### Exercise directions
Search the data for the string "this" and extract every line where it appears.
• • • •
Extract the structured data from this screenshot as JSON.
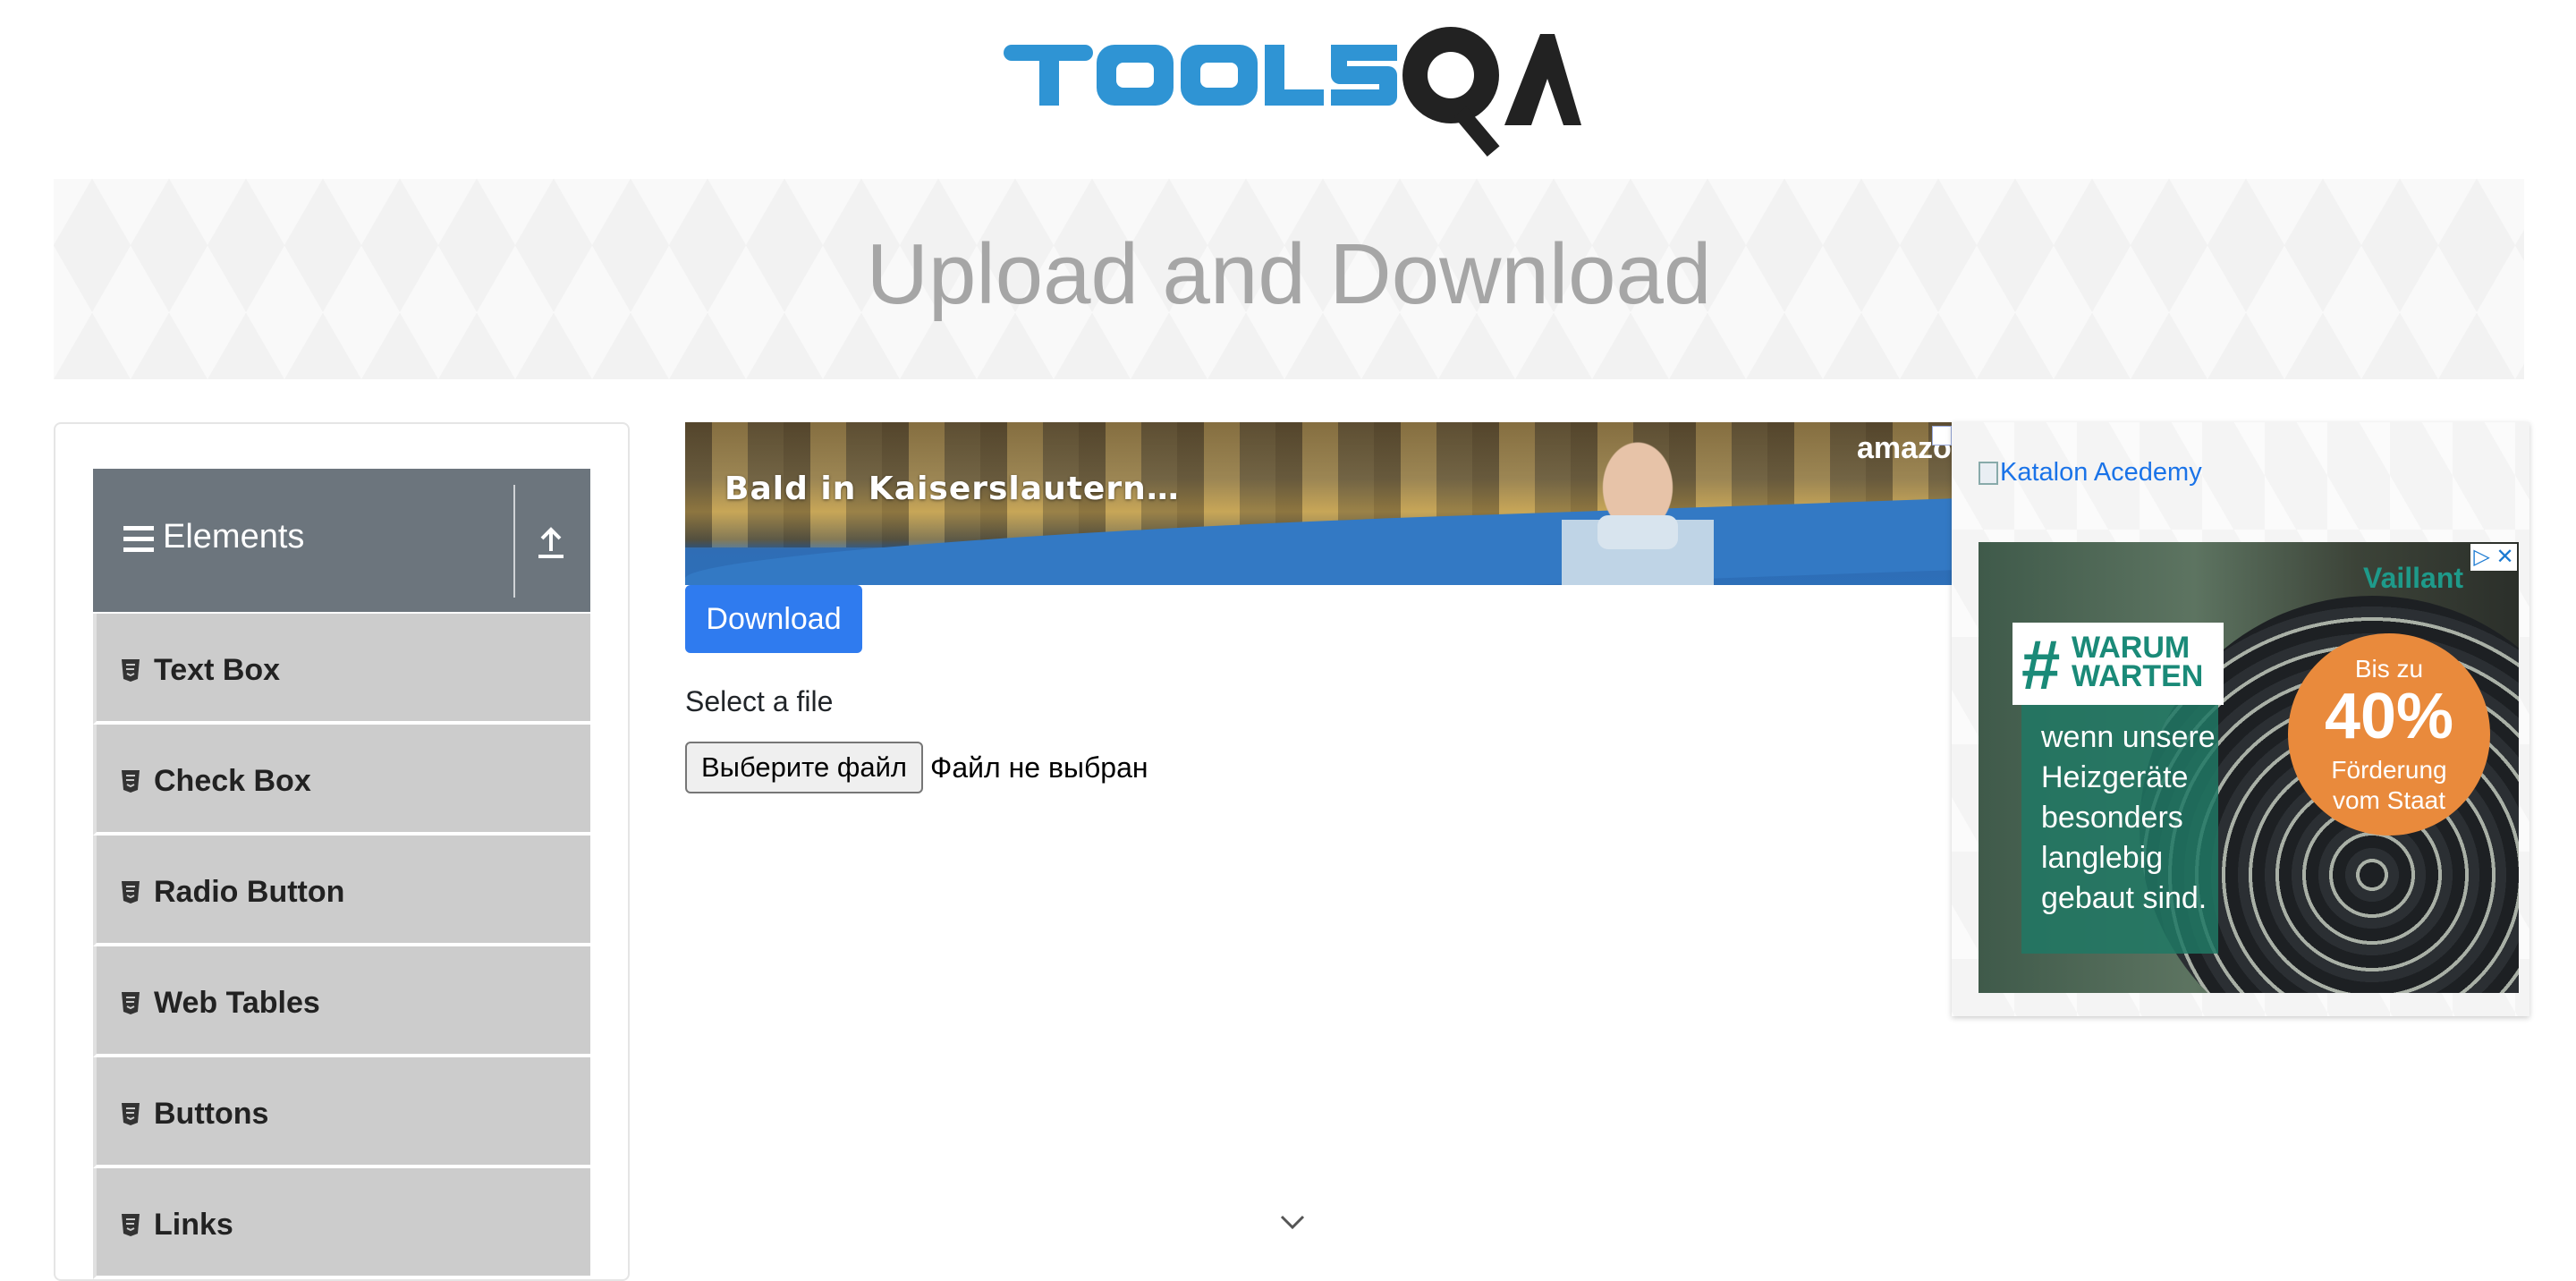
{
  "header": {
    "logo_text": "TOOLSQA"
  },
  "banner": {
    "title": "Upload and Download"
  },
  "sidebar": {
    "group_label": "Elements",
    "items": [
      {
        "label": "Text Box"
      },
      {
        "label": "Check Box"
      },
      {
        "label": "Radio Button"
      },
      {
        "label": "Web Tables"
      },
      {
        "label": "Buttons"
      },
      {
        "label": "Links"
      }
    ]
  },
  "main": {
    "ad_top": {
      "text": "Bald in Kaiserslautern…",
      "brand": "amazo"
    },
    "download_label": "Download",
    "select_label": "Select a file",
    "file_button_label": "Выберите файл",
    "file_status": "Файл не выбран"
  },
  "right_ad": {
    "katalon_alt": "Katalon Acedemy",
    "vaillant": {
      "brand": "Vaillant",
      "hash": "#",
      "headline_1": "WARUM",
      "headline_2": "WARTEN",
      "body_1": "wenn unsere",
      "body_2": "Heizgeräte",
      "body_3": "besonders",
      "body_4": "langlebig",
      "body_5": "gebaut sind.",
      "circle_1": "Bis zu",
      "circle_2": "40%",
      "circle_3": "Förderung",
      "circle_4": "vom Staat"
    }
  },
  "colors": {
    "brand_blue": "#2f94d4",
    "button_blue": "#2f7bef",
    "sidebar_header": "#6c757d",
    "sidebar_item": "#cccccc"
  }
}
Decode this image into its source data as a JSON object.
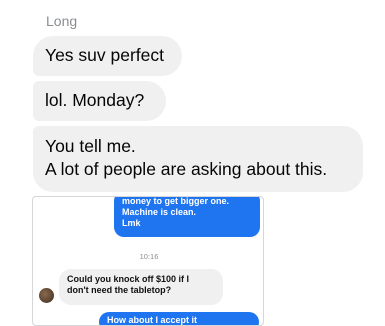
{
  "conversation": {
    "sender_name": "Long",
    "messages": [
      {
        "lines": [
          "Yes suv perfect"
        ]
      },
      {
        "lines": [
          "lol. Monday?"
        ]
      },
      {
        "lines": [
          "You tell me.",
          "A lot of people are asking about this."
        ]
      }
    ]
  },
  "attachment": {
    "outgoing_lines": [
      "money to get bigger one.",
      "Machine is clean.",
      "Lmk"
    ],
    "timestamp": "10:16",
    "incoming_lines": [
      "Could you knock off $100 if I",
      "don't need the tabletop?"
    ],
    "partial_outgoing": "How about I accept it"
  },
  "colors": {
    "incoming_bubble": "#f0f0f0",
    "outgoing_bubble": "#1f74ef",
    "sender_label": "#8a8d91"
  }
}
• • • •
### The output
Extract the structured data from this screenshot as JSON.
Decode this image into its source data as a JSON object.
          "A lot of people are asking about this."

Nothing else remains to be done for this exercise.